Search the listing below for the string "JSON" and show each line that contains it.

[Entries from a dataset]
——————

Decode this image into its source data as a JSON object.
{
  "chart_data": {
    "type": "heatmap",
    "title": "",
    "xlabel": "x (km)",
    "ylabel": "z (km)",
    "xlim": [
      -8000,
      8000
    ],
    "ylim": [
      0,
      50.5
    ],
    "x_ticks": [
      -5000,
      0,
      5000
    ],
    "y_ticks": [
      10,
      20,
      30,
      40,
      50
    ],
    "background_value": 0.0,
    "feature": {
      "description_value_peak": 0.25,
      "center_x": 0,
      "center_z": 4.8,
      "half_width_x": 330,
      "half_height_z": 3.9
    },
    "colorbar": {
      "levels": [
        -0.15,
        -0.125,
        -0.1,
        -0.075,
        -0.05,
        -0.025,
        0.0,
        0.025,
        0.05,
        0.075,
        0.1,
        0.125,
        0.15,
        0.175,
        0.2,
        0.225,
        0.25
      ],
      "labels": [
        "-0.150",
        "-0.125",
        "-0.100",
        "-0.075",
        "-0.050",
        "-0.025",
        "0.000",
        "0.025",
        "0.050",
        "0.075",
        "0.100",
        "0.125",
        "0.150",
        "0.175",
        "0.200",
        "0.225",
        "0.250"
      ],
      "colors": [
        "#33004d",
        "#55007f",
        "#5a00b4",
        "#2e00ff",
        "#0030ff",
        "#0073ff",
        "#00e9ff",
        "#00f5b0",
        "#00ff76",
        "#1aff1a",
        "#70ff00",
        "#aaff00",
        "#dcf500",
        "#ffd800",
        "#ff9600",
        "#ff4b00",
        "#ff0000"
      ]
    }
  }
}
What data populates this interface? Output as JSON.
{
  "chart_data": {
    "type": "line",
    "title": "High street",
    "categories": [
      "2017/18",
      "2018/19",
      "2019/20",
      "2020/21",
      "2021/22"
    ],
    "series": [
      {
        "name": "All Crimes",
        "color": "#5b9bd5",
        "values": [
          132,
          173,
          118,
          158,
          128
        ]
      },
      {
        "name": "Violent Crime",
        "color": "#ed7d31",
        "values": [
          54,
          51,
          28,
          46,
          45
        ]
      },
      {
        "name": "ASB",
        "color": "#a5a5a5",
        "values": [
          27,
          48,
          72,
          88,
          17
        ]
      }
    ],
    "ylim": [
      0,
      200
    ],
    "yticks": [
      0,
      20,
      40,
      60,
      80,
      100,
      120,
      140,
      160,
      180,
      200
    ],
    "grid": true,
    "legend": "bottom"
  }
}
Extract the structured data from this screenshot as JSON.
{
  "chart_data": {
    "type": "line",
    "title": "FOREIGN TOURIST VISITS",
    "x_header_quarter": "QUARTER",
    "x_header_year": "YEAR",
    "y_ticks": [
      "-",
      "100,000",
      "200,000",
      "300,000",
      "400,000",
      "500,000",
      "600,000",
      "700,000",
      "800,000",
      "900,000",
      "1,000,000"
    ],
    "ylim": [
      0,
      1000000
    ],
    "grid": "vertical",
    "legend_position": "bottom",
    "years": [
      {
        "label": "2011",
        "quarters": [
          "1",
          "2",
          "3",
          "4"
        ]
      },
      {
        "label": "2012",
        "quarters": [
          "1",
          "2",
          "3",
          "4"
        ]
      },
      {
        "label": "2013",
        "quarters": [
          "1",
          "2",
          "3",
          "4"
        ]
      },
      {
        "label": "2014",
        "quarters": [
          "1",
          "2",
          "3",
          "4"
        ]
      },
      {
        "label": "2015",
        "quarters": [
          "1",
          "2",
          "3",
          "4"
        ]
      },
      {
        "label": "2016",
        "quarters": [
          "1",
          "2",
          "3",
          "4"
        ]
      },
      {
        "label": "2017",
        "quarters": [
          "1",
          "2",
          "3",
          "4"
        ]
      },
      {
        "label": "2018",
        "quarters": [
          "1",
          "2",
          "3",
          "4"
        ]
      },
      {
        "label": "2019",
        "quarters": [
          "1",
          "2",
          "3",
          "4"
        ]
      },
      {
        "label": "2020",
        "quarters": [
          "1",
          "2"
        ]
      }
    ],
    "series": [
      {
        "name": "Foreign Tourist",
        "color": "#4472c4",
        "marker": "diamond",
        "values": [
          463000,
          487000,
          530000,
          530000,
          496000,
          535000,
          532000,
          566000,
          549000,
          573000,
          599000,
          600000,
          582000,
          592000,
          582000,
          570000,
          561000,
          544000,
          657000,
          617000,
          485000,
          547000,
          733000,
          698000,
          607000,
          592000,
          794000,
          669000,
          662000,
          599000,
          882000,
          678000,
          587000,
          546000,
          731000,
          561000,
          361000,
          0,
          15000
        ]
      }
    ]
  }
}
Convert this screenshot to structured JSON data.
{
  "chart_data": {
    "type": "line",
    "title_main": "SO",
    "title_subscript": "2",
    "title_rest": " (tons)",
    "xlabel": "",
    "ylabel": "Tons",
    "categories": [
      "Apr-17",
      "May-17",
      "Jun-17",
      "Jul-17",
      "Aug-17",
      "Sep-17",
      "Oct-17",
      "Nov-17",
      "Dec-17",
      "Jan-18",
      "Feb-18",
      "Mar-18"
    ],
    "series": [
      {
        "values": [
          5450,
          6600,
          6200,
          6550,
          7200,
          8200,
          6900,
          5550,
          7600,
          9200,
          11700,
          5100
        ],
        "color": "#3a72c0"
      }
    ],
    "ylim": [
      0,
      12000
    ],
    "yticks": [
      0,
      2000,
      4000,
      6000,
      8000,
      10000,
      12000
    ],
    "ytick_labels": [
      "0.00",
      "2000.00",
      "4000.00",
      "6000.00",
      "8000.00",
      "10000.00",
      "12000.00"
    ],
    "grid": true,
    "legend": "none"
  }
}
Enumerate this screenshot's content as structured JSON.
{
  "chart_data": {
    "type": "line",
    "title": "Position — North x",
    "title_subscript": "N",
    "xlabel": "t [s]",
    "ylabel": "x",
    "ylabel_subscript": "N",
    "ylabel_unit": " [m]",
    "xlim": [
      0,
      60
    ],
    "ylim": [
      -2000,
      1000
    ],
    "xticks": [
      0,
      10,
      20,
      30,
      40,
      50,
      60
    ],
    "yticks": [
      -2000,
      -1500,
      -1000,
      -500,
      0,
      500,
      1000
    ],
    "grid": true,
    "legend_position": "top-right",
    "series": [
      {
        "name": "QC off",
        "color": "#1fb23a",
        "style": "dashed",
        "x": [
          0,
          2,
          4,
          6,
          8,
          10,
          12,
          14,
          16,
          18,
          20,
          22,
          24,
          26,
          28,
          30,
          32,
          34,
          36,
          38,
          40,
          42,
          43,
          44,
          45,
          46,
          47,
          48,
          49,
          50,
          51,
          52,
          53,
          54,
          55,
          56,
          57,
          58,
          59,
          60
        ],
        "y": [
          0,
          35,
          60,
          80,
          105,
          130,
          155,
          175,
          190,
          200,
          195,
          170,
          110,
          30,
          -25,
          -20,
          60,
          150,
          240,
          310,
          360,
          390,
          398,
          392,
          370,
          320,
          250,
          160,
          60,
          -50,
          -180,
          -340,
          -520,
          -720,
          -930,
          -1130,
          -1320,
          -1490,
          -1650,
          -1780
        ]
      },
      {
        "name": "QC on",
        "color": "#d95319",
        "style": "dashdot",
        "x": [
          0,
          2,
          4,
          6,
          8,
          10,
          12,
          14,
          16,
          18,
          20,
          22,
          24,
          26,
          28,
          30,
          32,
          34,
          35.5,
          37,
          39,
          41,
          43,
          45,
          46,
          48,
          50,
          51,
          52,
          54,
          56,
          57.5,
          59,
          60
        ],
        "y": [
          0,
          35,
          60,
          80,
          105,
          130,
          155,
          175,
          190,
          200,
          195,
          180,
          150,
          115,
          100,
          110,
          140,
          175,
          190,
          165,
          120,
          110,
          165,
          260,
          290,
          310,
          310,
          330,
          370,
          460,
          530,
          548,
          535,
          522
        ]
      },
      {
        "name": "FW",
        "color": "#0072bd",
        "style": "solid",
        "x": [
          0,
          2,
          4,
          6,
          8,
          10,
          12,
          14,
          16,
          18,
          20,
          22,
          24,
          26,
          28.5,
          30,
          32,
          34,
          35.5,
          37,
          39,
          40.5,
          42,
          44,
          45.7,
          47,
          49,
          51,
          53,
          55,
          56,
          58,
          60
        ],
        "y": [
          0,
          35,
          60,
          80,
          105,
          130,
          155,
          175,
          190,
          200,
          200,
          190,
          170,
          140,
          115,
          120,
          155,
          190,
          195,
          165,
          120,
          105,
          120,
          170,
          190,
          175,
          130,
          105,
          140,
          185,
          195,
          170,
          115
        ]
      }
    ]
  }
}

——————

▶ _Written solution_
Decode this image into its source data as a JSON object.
What data populates this interface? Output as JSON.
Extract the structured data from this screenshot as JSON.
Convert this screenshot to structured JSON data.
Enumerate this screenshot's content as structured JSON.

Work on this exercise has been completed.